Required work
The listing below should be copied in full, word for word.

Extracted information
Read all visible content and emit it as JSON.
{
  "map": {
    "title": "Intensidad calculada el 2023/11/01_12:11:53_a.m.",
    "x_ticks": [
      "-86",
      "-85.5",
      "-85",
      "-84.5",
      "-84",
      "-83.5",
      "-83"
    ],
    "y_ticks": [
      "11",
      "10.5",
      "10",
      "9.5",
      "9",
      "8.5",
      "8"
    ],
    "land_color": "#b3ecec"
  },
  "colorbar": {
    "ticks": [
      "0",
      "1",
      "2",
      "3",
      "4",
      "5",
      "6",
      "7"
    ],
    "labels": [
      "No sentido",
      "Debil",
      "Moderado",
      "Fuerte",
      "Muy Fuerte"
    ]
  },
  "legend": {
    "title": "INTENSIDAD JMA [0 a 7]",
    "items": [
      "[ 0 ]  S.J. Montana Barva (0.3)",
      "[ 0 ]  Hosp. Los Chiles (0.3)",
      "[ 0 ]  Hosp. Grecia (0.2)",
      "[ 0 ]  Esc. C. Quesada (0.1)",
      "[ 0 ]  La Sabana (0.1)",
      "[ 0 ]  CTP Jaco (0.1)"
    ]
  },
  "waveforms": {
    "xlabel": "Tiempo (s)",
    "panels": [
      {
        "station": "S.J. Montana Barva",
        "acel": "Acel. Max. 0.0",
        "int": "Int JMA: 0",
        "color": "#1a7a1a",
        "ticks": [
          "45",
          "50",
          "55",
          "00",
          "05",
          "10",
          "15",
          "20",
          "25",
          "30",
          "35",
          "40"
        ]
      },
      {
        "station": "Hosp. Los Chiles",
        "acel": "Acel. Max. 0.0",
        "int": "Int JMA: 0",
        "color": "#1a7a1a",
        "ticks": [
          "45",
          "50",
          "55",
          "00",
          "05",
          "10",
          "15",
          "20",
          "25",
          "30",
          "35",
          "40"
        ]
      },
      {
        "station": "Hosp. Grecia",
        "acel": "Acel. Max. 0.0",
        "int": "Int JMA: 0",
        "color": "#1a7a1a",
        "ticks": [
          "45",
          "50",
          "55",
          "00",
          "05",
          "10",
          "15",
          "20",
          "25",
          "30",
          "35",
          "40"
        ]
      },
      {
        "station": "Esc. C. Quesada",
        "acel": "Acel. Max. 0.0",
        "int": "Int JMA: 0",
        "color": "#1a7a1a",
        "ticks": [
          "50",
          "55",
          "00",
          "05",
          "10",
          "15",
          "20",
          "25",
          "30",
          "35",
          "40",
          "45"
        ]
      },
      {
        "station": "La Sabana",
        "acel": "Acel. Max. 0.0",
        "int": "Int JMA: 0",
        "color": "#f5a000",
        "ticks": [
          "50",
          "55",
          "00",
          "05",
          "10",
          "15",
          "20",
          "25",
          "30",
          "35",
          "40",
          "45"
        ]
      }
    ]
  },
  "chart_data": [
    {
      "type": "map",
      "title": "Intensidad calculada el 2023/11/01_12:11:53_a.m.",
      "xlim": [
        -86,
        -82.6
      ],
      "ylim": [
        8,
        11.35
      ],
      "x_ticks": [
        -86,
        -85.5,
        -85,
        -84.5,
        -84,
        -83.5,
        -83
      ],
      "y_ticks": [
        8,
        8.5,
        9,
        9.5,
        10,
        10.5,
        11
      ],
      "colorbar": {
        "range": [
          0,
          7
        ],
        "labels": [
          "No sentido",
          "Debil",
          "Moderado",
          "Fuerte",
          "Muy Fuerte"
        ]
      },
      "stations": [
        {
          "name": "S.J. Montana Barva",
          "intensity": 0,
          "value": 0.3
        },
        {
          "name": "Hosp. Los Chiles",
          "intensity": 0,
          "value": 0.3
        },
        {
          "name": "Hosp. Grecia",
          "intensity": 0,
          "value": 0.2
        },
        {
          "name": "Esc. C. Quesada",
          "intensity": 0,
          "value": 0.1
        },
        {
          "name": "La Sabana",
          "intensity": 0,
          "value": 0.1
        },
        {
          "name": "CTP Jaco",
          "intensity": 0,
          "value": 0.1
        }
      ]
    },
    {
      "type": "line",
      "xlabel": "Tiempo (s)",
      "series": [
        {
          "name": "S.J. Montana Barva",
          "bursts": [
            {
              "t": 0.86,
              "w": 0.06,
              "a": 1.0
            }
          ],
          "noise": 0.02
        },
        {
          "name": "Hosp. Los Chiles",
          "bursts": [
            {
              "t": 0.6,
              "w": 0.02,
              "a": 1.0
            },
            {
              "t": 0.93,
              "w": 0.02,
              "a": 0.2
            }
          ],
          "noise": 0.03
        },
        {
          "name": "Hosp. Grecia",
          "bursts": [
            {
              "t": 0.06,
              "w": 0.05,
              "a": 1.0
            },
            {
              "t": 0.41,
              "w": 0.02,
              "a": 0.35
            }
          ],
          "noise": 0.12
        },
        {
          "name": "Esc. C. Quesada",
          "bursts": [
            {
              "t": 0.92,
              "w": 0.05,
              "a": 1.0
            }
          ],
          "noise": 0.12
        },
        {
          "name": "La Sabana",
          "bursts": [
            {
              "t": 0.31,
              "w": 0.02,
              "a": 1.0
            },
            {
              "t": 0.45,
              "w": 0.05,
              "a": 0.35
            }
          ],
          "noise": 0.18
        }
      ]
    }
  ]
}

Output of the task
Read all visible content and emit it as JSON.
{
  "map": {
    "title": "Intensidad calculada el 2023/11/01_12:11:53_a.m.",
    "x_ticks": [
      "-86",
      "-85.5",
      "-85",
      "-84.5",
      "-84",
      "-83.5",
      "-83"
    ],
    "y_ticks": [
      "11",
      "10.5",
      "10",
      "9.5",
      "9",
      "8.5",
      "8"
    ],
    "land_color": "#b3ecec"
  },
  "colorbar": {
    "ticks": [
      "0",
      "1",
      "2",
      "3",
      "4",
      "5",
      "6",
      "7"
    ],
    "labels": [
      "No sentido",
      "Debil",
      "Moderado",
      "Fuerte",
      "Muy Fuerte"
    ]
  },
  "legend": {
    "title": "INTENSIDAD JMA [0 a 7]",
    "items": [
      "[ 0 ]  S.J. Montana Barva (0.3)",
      "[ 0 ]  Hosp. Los Chiles (0.3)",
      "[ 0 ]  Hosp. Grecia (0.2)",
      "[ 0 ]  Esc. C. Quesada (0.1)",
      "[ 0 ]  La Sabana (0.1)",
      "[ 0 ]  CTP Jaco (0.1)"
    ]
  },
  "waveforms": {
    "xlabel": "Tiempo (s)",
    "panels": [
      {
        "station": "S.J. Montana Barva",
        "acel": "Acel. Max. 0.0",
        "int": "Int JMA: 0",
        "color": "#1a7a1a",
        "ticks": [
          "45",
          "50",
          "55",
          "00",
          "05",
          "10",
          "15",
          "20",
          "25",
          "30",
          "35",
          "40"
        ]
      },
      {
        "station": "Hosp. Los Chiles",
        "acel": "Acel. Max. 0.0",
        "int": "Int JMA: 0",
        "color": "#1a7a1a",
        "ticks": [
          "45",
          "50",
          "55",
          "00",
          "05",
          "10",
          "15",
          "20",
          "25",
          "30",
          "35",
          "40"
        ]
      },
      {
        "station": "Hosp. Grecia",
        "acel": "Acel. Max. 0.0",
        "int": "Int JMA: 0",
        "color": "#1a7a1a",
        "ticks": [
          "45",
          "50",
          "55",
          "00",
          "05",
          "10",
          "15",
          "20",
          "25",
          "30",
          "35",
          "40"
        ]
      },
      {
        "station": "Esc. C. Quesada",
        "acel": "Acel. Max. 0.0",
        "int": "Int JMA: 0",
        "color": "#1a7a1a",
        "ticks": [
          "50",
          "55",
          "00",
          "05",
          "10",
          "15",
          "20",
          "25",
          "30",
          "35",
          "40",
          "45"
        ]
      },
      {
        "station": "La Sabana",
        "acel": "Acel. Max. 0.0",
        "int": "Int JMA: 0",
        "color": "#f5a000",
        "ticks": [
          "50",
          "55",
          "00",
          "05",
          "10",
          "15",
          "20",
          "25",
          "30",
          "35",
          "40",
          "45"
        ]
      }
    ]
  },
  "chart_data": [
    {
      "type": "map",
      "title": "Intensidad calculada el 2023/11/01_12:11:53_a.m.",
      "xlim": [
        -86,
        -82.6
      ],
      "ylim": [
        8,
        11.35
      ],
      "x_ticks": [
        -86,
        -85.5,
        -85,
        -84.5,
        -84,
        -83.5,
        -83
      ],
      "y_ticks": [
        8,
        8.5,
        9,
        9.5,
        10,
        10.5,
        11
      ],
      "colorbar": {
        "range": [
          0,
          7
        ],
        "labels": [
          "No sentido",
          "Debil",
          "Moderado",
          "Fuerte",
          "Muy Fuerte"
        ]
      },
      "stations": [
        {
          "name": "S.J. Montana Barva",
          "intensity": 0,
          "value": 0.3
        },
        {
          "name": "Hosp. Los Chiles",
          "intensity": 0,
          "value": 0.3
        },
        {
          "name": "Hosp. Grecia",
          "intensity": 0,
          "value": 0.2
        },
        {
          "name": "Esc. C. Quesada",
          "intensity": 0,
          "value": 0.1
        },
        {
          "name": "La Sabana",
          "intensity": 0,
          "value": 0.1
        },
        {
          "name": "CTP Jaco",
          "intensity": 0,
          "value": 0.1
        }
      ]
    },
    {
      "type": "line",
      "xlabel": "Tiempo (s)",
      "series": [
        {
          "name": "S.J. Montana Barva",
          "bursts": [
            {
              "t": 0.86,
              "w": 0.06,
              "a": 1.0
            }
          ],
          "noise": 0.02
        },
        {
          "name": "Hosp. Los Chiles",
          "bursts": [
            {
              "t": 0.6,
              "w": 0.02,
              "a": 1.0
            },
            {
              "t": 0.93,
              "w": 0.02,
              "a": 0.2
            }
          ],
          "noise": 0.03
        },
        {
          "name": "Hosp. Grecia",
          "bursts": [
            {
              "t": 0.06,
              "w": 0.05,
              "a": 1.0
            },
            {
              "t": 0.41,
              "w": 0.02,
              "a": 0.35
            }
          ],
          "noise": 0.12
        },
        {
          "name": "Esc. C. Quesada",
          "bursts": [
            {
              "t": 0.92,
              "w": 0.05,
              "a": 1.0
            }
          ],
          "noise": 0.12
        },
        {
          "name": "La Sabana",
          "bursts": [
            {
              "t": 0.31,
              "w": 0.02,
              "a": 1.0
            },
            {
              "t": 0.45,
              "w": 0.05,
              "a": 0.35
            }
          ],
          "noise": 0.18
        }
      ]
    }
  ]
}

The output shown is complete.